▶ _Work to complete_: Your answer should be a single number: the count of lines containing the string "argentino".

-- Start Available records --

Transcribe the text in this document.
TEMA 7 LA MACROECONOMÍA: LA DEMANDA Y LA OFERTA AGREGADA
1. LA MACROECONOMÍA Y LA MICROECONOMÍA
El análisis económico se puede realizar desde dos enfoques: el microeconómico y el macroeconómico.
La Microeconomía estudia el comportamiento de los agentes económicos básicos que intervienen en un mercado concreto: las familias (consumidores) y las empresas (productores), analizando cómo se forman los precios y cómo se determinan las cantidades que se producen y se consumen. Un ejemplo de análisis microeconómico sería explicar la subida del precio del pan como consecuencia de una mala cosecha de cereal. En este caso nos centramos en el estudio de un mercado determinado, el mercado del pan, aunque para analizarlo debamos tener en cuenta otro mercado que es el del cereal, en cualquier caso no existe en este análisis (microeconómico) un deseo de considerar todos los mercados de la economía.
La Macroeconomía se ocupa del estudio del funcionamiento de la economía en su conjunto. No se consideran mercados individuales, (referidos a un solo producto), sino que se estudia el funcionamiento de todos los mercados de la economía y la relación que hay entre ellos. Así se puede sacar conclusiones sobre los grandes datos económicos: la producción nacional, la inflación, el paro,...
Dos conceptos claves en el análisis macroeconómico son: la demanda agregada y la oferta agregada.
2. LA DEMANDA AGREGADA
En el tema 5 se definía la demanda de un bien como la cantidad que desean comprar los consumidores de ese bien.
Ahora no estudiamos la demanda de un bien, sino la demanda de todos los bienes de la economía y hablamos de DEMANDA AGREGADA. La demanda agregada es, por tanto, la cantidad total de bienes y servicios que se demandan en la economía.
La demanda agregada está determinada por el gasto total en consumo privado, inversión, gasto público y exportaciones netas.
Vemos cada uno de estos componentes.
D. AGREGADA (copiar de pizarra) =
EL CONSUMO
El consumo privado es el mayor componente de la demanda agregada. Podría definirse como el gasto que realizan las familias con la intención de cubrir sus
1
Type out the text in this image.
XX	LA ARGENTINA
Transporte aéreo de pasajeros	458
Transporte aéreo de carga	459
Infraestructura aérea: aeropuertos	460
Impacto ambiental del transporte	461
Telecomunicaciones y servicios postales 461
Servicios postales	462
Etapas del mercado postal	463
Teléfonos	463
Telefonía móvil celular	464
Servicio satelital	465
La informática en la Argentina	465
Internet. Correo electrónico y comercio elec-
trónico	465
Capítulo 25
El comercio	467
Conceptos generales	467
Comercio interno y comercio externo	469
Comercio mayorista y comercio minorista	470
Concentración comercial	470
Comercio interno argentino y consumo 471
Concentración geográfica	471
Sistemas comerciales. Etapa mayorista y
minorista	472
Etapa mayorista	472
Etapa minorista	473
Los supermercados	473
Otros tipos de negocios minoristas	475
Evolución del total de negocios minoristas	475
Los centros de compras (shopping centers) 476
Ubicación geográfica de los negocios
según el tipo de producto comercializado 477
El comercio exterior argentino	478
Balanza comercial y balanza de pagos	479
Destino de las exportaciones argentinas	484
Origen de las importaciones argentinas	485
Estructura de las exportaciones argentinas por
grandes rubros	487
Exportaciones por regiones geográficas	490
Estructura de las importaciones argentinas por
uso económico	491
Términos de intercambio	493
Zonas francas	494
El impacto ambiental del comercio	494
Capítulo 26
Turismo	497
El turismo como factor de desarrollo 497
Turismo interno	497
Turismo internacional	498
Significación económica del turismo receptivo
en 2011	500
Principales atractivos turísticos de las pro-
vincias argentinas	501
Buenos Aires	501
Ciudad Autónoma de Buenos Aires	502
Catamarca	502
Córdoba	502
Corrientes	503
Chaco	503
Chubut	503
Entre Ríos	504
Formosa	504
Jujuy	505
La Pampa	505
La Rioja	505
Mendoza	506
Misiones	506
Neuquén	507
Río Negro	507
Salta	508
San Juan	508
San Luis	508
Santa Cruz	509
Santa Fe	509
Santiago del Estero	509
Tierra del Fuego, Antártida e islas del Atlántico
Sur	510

-- End Available records --

▶ _Final answer_: 2